↓
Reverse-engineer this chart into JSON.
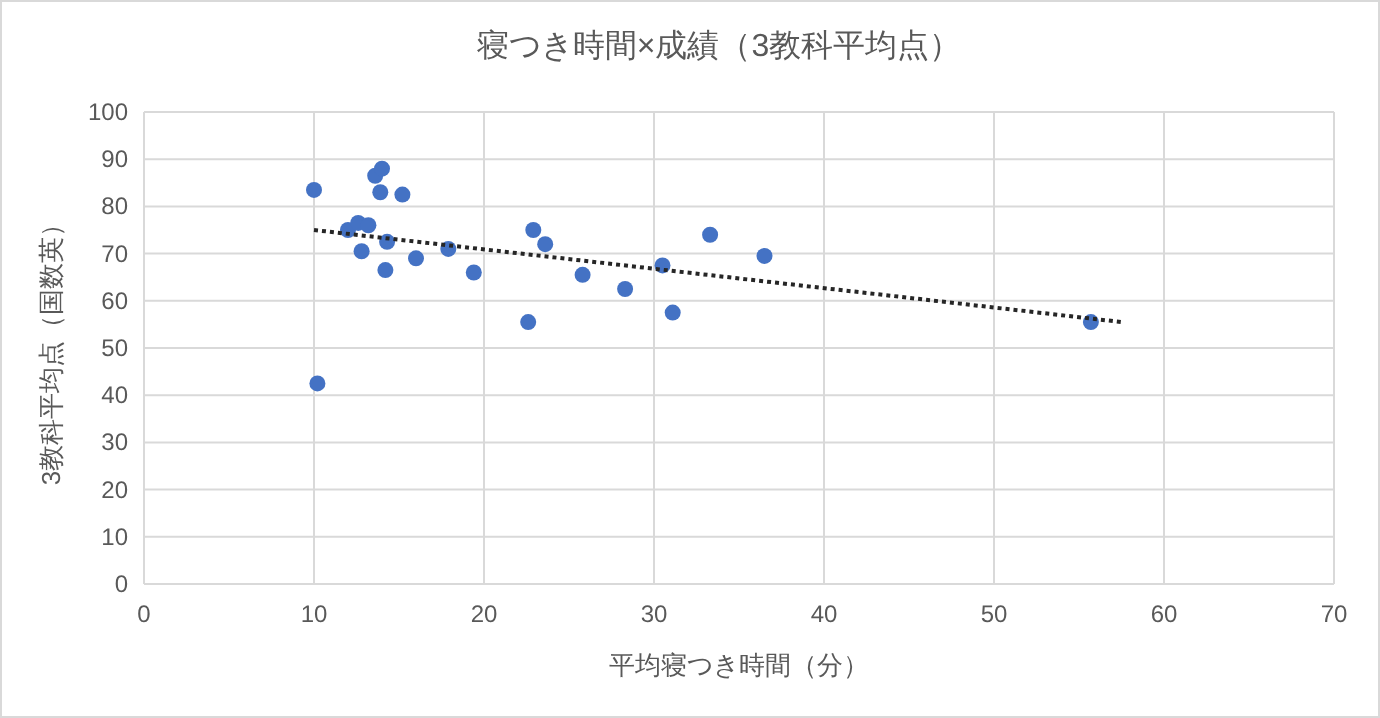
{
  "chart_data": {
    "type": "scatter",
    "title": "寝つき時間×成績（3教科平均点）",
    "xlabel": "平均寝つき時間（分）",
    "ylabel": "3教科平均点（国数英）",
    "xlim": [
      0,
      70
    ],
    "xticks": [
      0,
      10,
      20,
      30,
      40,
      50,
      60,
      70
    ],
    "ylim": [
      0,
      100
    ],
    "yticks": [
      0,
      10,
      20,
      30,
      40,
      50,
      60,
      70,
      80,
      90,
      100
    ],
    "grid": true,
    "marker": "circle",
    "series": [
      {
        "type": "scatter",
        "color": "#4472c4",
        "x": [
          10,
          10.2,
          12,
          12.6,
          12.8,
          13.2,
          13.6,
          14,
          13.9,
          14.3,
          14.2,
          15.2,
          16,
          17.9,
          19.4,
          22.6,
          22.9,
          23.6,
          25.8,
          28.3,
          30.5,
          31.1,
          33.3,
          36.5,
          55.7
        ],
        "values": [
          83.5,
          42.5,
          75,
          76.5,
          70.5,
          76,
          86.5,
          88,
          83,
          72.5,
          66.5,
          82.5,
          69,
          71,
          66,
          55.5,
          75,
          72,
          65.5,
          62.5,
          67.5,
          57.5,
          74,
          69.5,
          55.5
        ]
      },
      {
        "type": "line",
        "color": "#262626",
        "line_style": "dotted",
        "marker": "none",
        "x": [
          10,
          57.5
        ],
        "values": [
          75,
          55.5
        ]
      }
    ]
  }
}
↑
▶ Aim:
In the listing above, count each line that holds the string "type". Give the number only.

▶ The solution:
3